Photo courtesy of the Catskill Center, used under Creative Commons License
As recently as just a few years ago, a winter report of a Golden Eagle in the Catskills was thought to be an anomaly – a bird that was in the wrong place at the wrong time.
However, through efforts of the Delaware-Otsego Audubon Society, in conjunction with the Eastern Golden Eagle Project, a population of over-wintering Golden Eagles in New York State was discovered. The size and extent of the population are still being explored — with camera trap photos and telemetry data, the natural history of this “new” species is slowly unfolding.
Peg DiBenedetto will present an overview of eastern Golden Eagles; their local habits and behaviors, and migratory routes, as well as the methods used and experiences she and her husband Michael have had, working with the Eastern Golden Eagle Project.
This will be the second offering of the 2017 Member Program Series. Become a member of the Catskill Center, a non-profit organization devoted to the environment, and you can enjoy multiple perks and benefits like access to the Catskill Center’s archive, workshop, seminars and training opportunities and volunteer opportunities.

Rows excerpted from a collection:
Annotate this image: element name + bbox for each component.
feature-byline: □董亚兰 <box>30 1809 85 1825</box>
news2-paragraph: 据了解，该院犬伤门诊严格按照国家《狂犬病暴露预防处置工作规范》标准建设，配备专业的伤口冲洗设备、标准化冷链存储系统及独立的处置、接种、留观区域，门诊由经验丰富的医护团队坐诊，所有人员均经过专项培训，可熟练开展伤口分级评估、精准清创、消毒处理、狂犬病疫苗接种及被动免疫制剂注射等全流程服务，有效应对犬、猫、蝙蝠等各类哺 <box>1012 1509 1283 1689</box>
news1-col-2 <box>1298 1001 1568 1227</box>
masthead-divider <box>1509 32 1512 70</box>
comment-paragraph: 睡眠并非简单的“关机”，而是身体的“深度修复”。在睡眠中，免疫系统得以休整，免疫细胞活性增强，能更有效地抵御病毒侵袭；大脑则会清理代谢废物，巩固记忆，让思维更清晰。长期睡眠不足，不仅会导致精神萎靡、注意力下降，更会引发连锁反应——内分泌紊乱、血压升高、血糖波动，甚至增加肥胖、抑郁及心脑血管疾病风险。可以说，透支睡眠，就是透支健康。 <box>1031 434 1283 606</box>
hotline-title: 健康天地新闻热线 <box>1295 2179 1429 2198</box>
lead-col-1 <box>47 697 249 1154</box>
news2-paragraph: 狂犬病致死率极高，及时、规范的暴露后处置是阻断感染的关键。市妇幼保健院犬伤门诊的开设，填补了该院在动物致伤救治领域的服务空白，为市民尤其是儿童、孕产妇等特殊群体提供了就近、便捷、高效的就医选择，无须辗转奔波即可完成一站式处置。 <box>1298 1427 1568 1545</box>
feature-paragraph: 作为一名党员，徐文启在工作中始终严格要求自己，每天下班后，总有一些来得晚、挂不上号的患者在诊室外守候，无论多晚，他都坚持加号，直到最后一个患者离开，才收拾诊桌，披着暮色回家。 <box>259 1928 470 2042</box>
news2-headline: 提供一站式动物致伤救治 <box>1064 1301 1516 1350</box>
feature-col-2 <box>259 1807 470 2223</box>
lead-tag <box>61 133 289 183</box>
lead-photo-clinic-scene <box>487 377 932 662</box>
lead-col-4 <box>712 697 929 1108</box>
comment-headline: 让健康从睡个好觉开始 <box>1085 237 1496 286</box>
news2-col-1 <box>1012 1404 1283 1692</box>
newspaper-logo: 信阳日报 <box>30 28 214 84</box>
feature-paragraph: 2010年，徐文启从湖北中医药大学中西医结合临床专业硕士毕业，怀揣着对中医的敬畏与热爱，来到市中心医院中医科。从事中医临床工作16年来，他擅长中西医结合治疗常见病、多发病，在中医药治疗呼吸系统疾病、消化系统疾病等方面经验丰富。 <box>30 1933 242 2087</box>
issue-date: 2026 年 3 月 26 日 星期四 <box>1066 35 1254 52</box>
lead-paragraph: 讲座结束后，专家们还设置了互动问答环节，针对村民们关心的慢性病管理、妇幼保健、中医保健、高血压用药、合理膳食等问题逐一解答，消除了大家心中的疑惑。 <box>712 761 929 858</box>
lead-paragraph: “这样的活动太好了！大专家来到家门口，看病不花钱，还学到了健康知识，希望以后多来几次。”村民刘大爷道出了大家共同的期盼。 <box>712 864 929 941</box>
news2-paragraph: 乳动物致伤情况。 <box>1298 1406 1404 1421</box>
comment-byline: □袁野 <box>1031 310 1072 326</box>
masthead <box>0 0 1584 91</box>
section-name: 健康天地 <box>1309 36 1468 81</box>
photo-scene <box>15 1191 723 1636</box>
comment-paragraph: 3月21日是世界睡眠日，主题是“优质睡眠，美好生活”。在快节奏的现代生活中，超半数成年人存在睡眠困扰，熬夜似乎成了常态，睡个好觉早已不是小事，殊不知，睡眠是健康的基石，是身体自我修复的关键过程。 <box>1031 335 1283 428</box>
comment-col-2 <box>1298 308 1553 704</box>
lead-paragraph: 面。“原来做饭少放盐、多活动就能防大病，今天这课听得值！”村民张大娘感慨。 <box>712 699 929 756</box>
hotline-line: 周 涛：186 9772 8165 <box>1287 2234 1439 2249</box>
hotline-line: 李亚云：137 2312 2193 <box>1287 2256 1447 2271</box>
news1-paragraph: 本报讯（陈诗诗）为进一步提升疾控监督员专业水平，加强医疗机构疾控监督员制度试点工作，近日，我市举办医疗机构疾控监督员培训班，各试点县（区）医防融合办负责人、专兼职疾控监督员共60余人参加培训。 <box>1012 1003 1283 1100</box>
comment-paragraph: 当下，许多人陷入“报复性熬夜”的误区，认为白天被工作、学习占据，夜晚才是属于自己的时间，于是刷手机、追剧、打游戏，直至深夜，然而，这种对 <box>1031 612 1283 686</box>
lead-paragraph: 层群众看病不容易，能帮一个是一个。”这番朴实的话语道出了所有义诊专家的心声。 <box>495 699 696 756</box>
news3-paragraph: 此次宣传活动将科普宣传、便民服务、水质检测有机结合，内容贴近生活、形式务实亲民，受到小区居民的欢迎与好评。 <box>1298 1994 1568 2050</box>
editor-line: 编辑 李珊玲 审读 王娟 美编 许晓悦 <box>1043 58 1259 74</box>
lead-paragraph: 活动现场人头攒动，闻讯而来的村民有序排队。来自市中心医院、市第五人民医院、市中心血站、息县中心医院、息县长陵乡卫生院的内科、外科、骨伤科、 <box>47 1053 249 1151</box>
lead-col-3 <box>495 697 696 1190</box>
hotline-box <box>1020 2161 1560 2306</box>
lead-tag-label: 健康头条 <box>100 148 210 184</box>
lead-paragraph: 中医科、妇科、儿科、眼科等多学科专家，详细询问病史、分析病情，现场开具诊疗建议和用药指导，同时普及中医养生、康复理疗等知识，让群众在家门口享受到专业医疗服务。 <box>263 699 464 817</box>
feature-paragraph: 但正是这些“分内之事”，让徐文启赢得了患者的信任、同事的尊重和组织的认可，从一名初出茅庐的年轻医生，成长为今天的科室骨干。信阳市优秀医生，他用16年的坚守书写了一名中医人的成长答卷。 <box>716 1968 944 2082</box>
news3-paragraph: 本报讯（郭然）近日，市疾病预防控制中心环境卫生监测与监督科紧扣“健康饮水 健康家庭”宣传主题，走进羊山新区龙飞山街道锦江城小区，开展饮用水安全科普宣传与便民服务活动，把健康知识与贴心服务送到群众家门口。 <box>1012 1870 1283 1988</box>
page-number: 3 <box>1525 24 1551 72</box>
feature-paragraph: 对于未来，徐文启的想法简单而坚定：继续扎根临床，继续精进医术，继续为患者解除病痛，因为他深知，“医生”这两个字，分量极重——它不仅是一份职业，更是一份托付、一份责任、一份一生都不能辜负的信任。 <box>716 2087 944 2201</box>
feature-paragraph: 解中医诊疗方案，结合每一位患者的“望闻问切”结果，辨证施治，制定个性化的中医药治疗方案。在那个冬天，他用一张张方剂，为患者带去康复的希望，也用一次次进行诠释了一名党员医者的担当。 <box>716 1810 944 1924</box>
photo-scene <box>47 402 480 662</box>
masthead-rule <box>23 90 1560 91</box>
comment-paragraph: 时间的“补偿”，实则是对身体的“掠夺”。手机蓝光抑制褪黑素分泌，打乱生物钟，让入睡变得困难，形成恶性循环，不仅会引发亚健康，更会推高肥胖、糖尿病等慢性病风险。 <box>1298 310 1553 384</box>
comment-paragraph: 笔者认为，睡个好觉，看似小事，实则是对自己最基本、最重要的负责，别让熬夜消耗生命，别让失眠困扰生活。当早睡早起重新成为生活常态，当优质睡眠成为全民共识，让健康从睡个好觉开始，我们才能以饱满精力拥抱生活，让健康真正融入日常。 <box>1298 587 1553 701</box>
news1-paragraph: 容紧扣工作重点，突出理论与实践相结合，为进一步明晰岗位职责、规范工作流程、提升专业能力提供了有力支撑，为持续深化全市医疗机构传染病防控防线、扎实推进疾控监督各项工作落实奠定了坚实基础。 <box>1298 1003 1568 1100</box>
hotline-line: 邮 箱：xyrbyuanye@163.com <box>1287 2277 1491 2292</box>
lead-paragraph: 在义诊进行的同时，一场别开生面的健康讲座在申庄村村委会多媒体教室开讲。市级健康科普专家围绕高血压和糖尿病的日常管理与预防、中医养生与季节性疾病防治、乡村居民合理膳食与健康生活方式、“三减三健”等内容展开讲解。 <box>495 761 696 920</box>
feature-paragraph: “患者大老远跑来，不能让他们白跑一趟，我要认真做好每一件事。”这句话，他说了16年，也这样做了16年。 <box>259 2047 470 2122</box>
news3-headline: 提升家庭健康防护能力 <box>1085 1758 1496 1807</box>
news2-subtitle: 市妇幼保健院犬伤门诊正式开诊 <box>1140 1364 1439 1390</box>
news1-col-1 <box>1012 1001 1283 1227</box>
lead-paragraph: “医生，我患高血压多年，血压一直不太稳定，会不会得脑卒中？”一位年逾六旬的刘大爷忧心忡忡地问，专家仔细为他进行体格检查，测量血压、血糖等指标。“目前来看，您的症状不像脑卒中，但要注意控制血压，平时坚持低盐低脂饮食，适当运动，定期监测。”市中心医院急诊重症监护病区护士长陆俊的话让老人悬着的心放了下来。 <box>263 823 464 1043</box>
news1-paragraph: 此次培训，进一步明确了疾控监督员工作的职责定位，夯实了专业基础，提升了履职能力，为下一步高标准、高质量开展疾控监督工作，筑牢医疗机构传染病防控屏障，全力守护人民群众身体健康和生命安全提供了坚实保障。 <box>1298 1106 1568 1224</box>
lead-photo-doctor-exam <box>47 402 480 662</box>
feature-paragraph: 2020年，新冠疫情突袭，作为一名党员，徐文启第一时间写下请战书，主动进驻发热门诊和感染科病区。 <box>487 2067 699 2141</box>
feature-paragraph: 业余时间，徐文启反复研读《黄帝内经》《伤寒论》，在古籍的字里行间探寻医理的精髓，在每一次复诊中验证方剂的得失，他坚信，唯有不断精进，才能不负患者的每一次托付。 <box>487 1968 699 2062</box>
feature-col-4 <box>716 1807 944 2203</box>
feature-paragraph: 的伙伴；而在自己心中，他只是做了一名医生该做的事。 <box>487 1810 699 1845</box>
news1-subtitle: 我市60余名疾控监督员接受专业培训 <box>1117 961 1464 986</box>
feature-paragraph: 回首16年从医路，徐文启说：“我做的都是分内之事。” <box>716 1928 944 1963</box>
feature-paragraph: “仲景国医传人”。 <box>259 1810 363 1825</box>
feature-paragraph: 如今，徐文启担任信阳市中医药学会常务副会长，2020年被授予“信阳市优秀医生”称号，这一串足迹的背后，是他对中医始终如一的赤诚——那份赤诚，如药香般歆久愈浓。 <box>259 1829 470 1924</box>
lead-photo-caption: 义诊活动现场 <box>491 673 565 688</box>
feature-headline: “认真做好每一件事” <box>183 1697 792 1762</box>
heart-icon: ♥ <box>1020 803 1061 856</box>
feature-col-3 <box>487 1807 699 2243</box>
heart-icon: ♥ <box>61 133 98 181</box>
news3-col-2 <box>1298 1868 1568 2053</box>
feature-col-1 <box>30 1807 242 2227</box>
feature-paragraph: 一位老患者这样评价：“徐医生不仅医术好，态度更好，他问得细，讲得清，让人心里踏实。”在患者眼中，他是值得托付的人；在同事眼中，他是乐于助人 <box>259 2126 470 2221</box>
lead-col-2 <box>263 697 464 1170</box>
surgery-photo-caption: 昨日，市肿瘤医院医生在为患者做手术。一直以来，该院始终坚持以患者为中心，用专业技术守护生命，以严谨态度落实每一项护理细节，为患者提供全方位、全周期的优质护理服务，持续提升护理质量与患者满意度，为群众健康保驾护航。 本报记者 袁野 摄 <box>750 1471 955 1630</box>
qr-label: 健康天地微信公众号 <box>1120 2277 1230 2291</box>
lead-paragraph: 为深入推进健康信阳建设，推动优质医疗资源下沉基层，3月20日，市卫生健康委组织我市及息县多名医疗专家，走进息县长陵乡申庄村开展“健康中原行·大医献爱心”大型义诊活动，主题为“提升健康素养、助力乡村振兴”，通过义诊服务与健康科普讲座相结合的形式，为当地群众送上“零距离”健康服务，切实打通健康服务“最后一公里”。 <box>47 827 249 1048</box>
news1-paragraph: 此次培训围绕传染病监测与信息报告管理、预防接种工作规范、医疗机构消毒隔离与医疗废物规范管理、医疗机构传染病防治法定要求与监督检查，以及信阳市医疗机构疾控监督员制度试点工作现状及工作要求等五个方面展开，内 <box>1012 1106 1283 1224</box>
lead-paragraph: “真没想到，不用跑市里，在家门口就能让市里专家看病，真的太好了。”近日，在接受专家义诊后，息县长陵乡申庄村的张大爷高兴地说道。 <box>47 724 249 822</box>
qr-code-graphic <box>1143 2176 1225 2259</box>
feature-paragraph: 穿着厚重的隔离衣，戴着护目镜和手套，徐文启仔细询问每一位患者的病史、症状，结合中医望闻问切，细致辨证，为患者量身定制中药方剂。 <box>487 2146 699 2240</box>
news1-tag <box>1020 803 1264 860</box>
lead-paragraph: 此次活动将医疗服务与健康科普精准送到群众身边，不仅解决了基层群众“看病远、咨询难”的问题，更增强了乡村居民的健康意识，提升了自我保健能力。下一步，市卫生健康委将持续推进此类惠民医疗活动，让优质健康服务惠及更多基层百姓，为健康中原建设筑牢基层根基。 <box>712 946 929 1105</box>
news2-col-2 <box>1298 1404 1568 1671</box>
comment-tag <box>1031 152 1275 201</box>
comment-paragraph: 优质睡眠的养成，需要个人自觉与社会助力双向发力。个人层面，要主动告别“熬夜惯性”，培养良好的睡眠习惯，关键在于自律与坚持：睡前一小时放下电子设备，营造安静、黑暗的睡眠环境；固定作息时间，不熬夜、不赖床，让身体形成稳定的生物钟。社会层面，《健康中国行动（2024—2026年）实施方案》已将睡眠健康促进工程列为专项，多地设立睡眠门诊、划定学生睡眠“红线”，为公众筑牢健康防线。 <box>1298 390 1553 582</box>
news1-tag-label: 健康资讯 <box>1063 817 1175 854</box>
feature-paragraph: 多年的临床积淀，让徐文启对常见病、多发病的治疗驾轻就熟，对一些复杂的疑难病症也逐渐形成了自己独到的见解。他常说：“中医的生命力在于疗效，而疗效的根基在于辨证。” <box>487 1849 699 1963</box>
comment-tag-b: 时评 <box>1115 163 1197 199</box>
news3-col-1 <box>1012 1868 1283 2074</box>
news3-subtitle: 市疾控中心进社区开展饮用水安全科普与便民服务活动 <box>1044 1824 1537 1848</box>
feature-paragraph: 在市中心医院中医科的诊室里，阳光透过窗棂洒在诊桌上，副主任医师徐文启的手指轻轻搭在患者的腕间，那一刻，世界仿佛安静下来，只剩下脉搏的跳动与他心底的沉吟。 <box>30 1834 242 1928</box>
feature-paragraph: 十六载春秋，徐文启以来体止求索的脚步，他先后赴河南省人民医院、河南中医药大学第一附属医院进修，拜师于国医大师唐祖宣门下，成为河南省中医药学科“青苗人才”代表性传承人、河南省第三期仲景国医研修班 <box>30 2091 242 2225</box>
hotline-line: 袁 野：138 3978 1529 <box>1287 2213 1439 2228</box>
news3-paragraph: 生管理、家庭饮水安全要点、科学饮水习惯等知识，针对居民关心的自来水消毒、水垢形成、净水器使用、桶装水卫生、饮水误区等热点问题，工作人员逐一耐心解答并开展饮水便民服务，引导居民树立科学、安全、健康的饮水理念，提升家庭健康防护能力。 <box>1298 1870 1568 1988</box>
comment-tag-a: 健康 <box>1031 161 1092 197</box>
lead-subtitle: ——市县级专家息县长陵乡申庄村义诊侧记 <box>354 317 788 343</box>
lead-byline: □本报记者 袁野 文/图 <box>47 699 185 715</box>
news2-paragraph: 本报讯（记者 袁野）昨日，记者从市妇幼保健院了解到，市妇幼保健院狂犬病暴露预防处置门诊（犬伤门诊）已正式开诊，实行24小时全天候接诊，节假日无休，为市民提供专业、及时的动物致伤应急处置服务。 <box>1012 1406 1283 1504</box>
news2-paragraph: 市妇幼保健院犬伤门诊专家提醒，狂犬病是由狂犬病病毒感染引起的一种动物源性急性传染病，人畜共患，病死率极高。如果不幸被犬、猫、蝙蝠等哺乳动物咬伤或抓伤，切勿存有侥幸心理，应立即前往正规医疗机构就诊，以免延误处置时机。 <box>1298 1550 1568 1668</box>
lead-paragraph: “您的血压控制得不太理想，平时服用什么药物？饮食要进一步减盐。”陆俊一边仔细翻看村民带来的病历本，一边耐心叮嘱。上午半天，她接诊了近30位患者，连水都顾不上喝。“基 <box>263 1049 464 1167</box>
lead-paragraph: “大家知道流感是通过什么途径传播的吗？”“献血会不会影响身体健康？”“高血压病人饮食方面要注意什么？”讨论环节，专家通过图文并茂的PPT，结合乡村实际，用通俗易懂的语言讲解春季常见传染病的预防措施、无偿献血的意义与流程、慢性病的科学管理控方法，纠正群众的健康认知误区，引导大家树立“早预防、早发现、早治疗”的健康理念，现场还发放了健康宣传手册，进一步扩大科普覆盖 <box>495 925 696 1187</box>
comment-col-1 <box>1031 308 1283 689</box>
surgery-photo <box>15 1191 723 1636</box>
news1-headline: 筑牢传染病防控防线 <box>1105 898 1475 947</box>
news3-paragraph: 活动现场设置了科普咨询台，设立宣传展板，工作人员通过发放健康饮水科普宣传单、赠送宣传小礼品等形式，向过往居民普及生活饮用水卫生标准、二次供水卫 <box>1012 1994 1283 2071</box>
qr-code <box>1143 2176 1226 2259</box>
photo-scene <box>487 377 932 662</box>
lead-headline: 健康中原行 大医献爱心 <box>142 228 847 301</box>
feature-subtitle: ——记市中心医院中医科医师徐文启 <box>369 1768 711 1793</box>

QUESTIONS TO ANSWER:
**a.** Echo part of the Golden Eagle announcement word for word. Begin at the words "Photo courtesy of" and stop after "is slowly unfolding.".
**b.** Answer these questions from the Golden Eagle announcement:
(i) Which organization, working with the Eastern Golden Eagle Project, helped discover the over-wintering population in New York State?
(ii) Who will present the overview of eastern Golden Eagles?
(iii) Which offering of the 2017 Member Program Series will this be?
**c.** For each statement, say whether it agrees with the Golden Eagle announcement:
(i) A winter report of a Golden Eagle in the Catskills was once thought to be an anomaly.
(ii) The size and extent of the over-wintering population have been fully determined.
(iii) The Catskill Center is a for-profit organization.

SET OF ANSWERS:
**a.**
Photo courtesy of the Catskill Center, used under Creative Commons License
As recently as just a few years ago, a winter report of a Golden Eagle in the Catskills was thought to be an anomaly – a bird that was in the wrong place at the wrong time.
However, through efforts of the Delaware-Otsego Audubon Society, in conjunction with the Eastern Golden Eagle Project, a population of over-wintering Golden Eagles in New York State was discovered. The size and extent of the population are still being explored — with camera trap photos and telemetry data, the natural history of this “new” species is slowly unfolding.

**b.**
(i) The Delaware-Otsego Audubon Society
(ii) Peg DiBenedetto
(iii) The second

**c.**
(i) Yes: "a winter report of a Golden Eagle in the Catskills was thought to be an anomaly"
(ii) No: "The size and extent of the population are still being explored"
(iii) No: "a non-profit organization devoted to the environment"